▶ WHAT THIS TASK INVOLVES: Write out all lines holding the word "特に記載なき場合".

--- start ---

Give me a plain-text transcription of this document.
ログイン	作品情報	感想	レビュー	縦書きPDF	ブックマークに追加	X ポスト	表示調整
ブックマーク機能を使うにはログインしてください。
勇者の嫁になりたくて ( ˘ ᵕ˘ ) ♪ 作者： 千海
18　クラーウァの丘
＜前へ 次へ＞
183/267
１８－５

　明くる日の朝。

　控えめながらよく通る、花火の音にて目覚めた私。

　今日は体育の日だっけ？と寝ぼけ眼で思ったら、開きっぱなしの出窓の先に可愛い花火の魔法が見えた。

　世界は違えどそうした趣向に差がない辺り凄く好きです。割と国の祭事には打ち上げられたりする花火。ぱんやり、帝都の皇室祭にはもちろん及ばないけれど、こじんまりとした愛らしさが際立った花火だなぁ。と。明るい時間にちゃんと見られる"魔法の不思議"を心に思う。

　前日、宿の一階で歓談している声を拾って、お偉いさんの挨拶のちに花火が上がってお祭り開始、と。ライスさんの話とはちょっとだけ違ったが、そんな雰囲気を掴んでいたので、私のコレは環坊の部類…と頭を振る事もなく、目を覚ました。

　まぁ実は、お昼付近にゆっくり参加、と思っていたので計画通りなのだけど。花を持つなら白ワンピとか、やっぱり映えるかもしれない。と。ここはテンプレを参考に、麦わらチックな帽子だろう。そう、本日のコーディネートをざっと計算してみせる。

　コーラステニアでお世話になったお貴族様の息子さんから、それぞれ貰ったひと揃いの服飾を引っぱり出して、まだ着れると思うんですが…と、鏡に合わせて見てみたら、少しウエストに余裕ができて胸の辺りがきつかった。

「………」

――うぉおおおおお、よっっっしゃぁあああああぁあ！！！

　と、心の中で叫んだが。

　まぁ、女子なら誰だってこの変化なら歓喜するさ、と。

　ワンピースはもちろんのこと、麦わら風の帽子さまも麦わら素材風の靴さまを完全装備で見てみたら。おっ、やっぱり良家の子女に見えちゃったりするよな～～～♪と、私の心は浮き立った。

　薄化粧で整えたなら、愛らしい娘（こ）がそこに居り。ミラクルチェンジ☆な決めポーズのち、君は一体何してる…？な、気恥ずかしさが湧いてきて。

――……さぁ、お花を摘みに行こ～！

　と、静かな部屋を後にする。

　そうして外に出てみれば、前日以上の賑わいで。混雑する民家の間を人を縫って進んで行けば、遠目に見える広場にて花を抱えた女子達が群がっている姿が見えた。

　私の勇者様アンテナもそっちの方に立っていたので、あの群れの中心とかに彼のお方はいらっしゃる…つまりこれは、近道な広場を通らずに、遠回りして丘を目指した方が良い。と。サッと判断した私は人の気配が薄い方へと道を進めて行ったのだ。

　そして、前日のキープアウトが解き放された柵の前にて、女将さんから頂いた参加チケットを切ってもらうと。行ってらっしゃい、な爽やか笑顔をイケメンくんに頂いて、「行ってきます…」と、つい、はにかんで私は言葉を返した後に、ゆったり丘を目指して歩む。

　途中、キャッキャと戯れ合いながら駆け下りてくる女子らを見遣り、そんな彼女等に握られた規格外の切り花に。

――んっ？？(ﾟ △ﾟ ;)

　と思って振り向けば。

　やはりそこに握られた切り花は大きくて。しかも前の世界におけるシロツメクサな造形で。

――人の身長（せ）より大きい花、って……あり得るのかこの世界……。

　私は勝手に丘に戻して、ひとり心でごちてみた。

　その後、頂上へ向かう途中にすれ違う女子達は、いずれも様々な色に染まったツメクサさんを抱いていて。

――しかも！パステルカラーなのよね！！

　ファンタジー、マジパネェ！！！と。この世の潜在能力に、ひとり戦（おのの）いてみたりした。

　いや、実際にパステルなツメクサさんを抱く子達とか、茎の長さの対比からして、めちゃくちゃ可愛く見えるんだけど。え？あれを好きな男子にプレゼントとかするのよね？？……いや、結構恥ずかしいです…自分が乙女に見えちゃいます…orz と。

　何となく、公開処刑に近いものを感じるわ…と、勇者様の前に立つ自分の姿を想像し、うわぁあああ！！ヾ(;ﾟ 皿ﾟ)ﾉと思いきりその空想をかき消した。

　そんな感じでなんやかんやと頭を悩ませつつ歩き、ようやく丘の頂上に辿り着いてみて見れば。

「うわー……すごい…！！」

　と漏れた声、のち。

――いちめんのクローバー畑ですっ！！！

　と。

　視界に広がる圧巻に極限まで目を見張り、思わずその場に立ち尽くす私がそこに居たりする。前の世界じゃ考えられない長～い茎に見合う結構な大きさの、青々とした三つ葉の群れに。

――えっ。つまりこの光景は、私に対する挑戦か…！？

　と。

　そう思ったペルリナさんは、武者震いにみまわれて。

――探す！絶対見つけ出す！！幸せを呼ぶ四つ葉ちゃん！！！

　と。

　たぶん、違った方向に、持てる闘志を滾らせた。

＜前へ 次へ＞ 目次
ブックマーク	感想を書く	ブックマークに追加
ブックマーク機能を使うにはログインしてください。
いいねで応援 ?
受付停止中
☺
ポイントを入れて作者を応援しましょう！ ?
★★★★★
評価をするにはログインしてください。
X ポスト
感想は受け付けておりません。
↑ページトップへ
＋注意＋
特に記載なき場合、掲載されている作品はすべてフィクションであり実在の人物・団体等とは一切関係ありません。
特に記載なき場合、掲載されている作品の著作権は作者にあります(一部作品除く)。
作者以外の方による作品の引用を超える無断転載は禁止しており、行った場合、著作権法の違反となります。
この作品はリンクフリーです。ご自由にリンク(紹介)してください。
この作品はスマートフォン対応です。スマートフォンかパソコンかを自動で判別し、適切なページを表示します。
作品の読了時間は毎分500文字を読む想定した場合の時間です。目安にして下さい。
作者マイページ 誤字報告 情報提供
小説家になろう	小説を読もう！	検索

--- end ---

▶ RESULT OF THE TASK:
特に記載なき場合、掲載されている作品はすべてフィクションであり実在の人物・団体等とは一切関係ありません。
特に記載なき場合、掲載されている作品の著作権は作者にあります(一部作品除く)。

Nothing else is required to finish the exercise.